■ The exercise
Take the material and output all of it exactly.

■ Input records
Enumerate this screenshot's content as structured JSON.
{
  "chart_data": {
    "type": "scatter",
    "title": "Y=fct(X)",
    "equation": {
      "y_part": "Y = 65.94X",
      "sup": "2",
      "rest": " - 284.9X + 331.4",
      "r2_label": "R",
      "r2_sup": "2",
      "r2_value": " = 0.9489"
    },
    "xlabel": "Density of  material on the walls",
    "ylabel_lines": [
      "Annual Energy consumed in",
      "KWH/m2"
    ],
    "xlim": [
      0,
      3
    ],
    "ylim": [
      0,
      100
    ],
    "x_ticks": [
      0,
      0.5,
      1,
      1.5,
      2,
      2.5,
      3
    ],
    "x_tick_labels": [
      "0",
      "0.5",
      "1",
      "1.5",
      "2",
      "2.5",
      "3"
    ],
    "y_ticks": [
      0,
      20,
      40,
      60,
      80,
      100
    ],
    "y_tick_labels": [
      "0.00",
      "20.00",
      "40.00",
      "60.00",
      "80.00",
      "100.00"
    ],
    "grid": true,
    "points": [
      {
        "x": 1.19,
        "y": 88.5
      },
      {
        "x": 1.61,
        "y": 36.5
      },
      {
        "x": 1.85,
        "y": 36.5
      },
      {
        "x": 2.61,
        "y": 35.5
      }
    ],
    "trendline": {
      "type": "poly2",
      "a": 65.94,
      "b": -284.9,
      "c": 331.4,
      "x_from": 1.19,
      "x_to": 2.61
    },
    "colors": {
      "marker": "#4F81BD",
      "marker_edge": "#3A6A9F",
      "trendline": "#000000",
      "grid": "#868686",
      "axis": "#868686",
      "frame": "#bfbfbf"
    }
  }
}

■ Finished answer
Enumerate this screenshot's content as structured JSON.
{
  "chart_data": {
    "type": "scatter",
    "title": "Y=fct(X)",
    "equation": {
      "y_part": "Y = 65.94X",
      "sup": "2",
      "rest": " - 284.9X + 331.4",
      "r2_label": "R",
      "r2_sup": "2",
      "r2_value": " = 0.9489"
    },
    "xlabel": "Density of  material on the walls",
    "ylabel_lines": [
      "Annual Energy consumed in",
      "KWH/m2"
    ],
    "xlim": [
      0,
      3
    ],
    "ylim": [
      0,
      100
    ],
    "x_ticks": [
      0,
      0.5,
      1,
      1.5,
      2,
      2.5,
      3
    ],
    "x_tick_labels": [
      "0",
      "0.5",
      "1",
      "1.5",
      "2",
      "2.5",
      "3"
    ],
    "y_ticks": [
      0,
      20,
      40,
      60,
      80,
      100
    ],
    "y_tick_labels": [
      "0.00",
      "20.00",
      "40.00",
      "60.00",
      "80.00",
      "100.00"
    ],
    "grid": true,
    "points": [
      {
        "x": 1.19,
        "y": 88.5
      },
      {
        "x": 1.61,
        "y": 36.5
      },
      {
        "x": 1.85,
        "y": 36.5
      },
      {
        "x": 2.61,
        "y": 35.5
      }
    ],
    "trendline": {
      "type": "poly2",
      "a": 65.94,
      "b": -284.9,
      "c": 331.4,
      "x_from": 1.19,
      "x_to": 2.61
    },
    "colors": {
      "marker": "#4F81BD",
      "marker_edge": "#3A6A9F",
      "trendline": "#000000",
      "grid": "#868686",
      "axis": "#868686",
      "frame": "#bfbfbf"
    }
  }
}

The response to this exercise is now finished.